- **Problem to work on**: Copy the line containing "Transcribe this image's", then all lines after it up to and including the final line of the material, exactly and without additions.

** Start **

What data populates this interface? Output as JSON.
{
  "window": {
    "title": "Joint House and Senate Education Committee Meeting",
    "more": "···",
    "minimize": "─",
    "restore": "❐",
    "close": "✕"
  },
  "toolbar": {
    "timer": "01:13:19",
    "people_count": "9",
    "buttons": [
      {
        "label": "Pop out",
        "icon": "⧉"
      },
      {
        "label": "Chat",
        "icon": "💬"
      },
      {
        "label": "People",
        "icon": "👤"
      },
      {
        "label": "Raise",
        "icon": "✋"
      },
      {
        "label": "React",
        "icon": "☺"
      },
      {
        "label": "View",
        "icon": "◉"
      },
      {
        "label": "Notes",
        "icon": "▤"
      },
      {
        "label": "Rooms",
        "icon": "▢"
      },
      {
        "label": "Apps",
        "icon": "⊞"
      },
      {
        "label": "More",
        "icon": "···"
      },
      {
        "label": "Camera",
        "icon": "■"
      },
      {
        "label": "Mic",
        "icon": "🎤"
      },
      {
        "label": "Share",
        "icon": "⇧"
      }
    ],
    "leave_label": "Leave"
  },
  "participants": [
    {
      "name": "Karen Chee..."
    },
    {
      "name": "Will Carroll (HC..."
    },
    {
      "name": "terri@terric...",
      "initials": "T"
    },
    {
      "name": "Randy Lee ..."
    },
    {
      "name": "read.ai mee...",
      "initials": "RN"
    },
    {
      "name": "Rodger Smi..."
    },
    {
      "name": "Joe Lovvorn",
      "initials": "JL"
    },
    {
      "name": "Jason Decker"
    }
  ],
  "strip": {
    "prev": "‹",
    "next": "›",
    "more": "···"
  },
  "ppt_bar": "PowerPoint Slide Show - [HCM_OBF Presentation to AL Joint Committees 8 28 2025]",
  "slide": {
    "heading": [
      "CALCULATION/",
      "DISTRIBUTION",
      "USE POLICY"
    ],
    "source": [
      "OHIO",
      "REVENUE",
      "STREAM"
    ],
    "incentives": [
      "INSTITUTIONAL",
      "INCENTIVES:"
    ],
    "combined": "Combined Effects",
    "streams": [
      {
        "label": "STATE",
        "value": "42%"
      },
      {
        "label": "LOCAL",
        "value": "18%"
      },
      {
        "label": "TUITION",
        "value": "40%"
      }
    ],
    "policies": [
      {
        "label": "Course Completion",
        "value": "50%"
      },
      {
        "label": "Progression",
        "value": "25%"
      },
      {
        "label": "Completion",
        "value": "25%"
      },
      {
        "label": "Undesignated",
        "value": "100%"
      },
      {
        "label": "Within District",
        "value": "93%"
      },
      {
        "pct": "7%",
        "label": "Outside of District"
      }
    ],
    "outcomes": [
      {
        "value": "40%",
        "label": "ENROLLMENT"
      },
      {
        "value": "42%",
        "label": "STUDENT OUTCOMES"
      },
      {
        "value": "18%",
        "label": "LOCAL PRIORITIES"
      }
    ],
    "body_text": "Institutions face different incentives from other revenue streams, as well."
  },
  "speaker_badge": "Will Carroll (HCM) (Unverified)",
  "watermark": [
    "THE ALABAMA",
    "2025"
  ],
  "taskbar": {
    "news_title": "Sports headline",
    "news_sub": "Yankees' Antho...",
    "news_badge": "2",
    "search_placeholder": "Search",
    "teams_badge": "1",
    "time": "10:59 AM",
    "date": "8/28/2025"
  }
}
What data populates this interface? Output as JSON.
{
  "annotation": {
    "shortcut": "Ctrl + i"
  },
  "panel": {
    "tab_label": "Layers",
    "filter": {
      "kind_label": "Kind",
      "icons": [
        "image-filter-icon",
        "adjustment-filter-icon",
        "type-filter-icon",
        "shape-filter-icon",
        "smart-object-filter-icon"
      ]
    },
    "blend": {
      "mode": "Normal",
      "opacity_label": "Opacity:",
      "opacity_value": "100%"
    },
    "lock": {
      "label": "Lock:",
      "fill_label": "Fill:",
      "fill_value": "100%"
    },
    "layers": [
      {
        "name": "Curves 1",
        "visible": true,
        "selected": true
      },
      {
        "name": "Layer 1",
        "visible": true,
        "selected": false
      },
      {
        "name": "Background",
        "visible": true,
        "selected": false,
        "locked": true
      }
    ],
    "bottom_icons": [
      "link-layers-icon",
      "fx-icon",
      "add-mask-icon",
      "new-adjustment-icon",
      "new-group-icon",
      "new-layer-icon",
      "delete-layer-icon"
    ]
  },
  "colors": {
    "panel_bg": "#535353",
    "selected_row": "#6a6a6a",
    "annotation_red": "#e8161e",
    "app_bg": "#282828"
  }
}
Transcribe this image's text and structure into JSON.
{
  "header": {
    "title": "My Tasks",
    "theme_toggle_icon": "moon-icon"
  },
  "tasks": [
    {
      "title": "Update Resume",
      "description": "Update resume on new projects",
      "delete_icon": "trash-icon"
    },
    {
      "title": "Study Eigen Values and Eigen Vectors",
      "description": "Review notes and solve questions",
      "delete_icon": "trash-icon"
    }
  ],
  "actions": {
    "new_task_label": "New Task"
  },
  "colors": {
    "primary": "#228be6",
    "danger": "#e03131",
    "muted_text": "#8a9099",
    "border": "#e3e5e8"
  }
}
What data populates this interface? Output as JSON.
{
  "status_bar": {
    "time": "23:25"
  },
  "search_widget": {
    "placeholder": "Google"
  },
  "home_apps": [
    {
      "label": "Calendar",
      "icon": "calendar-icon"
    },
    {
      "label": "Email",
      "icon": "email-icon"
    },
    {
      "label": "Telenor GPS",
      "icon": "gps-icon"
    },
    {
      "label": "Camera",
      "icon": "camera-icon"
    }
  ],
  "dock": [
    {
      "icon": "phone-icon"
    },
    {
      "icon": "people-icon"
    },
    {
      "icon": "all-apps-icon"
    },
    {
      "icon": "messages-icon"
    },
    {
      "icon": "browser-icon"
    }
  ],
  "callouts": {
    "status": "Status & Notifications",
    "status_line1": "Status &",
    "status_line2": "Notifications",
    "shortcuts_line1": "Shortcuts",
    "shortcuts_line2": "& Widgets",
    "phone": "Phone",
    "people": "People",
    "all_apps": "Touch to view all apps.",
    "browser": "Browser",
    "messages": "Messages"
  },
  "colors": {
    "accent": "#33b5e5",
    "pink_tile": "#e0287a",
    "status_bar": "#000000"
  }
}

** End **

- **Solution to this task**:
Transcribe this image's text and structure into JSON.
{
  "header": {
    "title": "My Tasks",
    "theme_toggle_icon": "moon-icon"
  },
  "tasks": [
    {
      "title": "Update Resume",
      "description": "Update resume on new projects",
      "delete_icon": "trash-icon"
    },
    {
      "title": "Study Eigen Values and Eigen Vectors",
      "description": "Review notes and solve questions",
      "delete_icon": "trash-icon"
    }
  ],
  "actions": {
    "new_task_label": "New Task"
  },
  "colors": {
    "primary": "#228be6",
    "danger": "#e03131",
    "muted_text": "#8a9099",
    "border": "#e3e5e8"
  }
}
What data populates this interface? Output as JSON.
{
  "status_bar": {
    "time": "23:25"
  },
  "search_widget": {
    "placeholder": "Google"
  },
  "home_apps": [
    {
      "label": "Calendar",
      "icon": "calendar-icon"
    },
    {
      "label": "Email",
      "icon": "email-icon"
    },
    {
      "label": "Telenor GPS",
      "icon": "gps-icon"
    },
    {
      "label": "Camera",
      "icon": "camera-icon"
    }
  ],
  "dock": [
    {
      "icon": "phone-icon"
    },
    {
      "icon": "people-icon"
    },
    {
      "icon": "all-apps-icon"
    },
    {
      "icon": "messages-icon"
    },
    {
      "icon": "browser-icon"
    }
  ],
  "callouts": {
    "status": "Status & Notifications",
    "status_line1": "Status &",
    "status_line2": "Notifications",
    "shortcuts_line1": "Shortcuts",
    "shortcuts_line2": "& Widgets",
    "phone": "Phone",
    "people": "People",
    "all_apps": "Touch to view all apps.",
    "browser": "Browser",
    "messages": "Messages"
  },
  "colors": {
    "accent": "#33b5e5",
    "pink_tile": "#e0287a",
    "status_bar": "#000000"
  }
}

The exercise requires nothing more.